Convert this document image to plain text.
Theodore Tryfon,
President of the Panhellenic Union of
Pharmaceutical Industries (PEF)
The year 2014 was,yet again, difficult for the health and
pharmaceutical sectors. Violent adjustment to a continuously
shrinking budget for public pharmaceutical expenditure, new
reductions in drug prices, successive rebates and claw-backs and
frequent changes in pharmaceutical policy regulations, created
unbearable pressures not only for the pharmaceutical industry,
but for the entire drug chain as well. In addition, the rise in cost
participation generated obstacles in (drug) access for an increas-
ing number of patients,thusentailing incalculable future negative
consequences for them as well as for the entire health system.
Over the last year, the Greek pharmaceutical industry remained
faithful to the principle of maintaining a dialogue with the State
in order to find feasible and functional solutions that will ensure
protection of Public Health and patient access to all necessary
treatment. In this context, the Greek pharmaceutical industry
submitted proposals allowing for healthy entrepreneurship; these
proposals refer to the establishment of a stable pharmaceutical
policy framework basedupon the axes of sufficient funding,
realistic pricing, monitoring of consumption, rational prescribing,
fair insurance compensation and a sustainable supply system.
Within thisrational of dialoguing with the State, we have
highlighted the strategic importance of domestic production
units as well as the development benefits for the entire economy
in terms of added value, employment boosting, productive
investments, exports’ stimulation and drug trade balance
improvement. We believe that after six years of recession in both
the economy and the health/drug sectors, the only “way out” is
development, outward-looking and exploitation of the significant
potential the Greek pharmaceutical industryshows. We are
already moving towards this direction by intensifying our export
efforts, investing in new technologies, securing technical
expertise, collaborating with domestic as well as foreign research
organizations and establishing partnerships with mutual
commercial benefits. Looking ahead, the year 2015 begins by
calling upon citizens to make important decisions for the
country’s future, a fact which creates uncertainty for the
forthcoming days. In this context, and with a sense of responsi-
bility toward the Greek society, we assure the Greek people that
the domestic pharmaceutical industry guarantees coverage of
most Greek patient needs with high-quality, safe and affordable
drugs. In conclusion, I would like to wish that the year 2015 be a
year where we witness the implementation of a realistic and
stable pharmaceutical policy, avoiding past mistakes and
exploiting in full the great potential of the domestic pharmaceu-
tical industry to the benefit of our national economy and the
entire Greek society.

============================================================

*Work task:* Only a number is wanted here: how many lines of the records above include the string "benefits"?

*Result for this exercise:* 2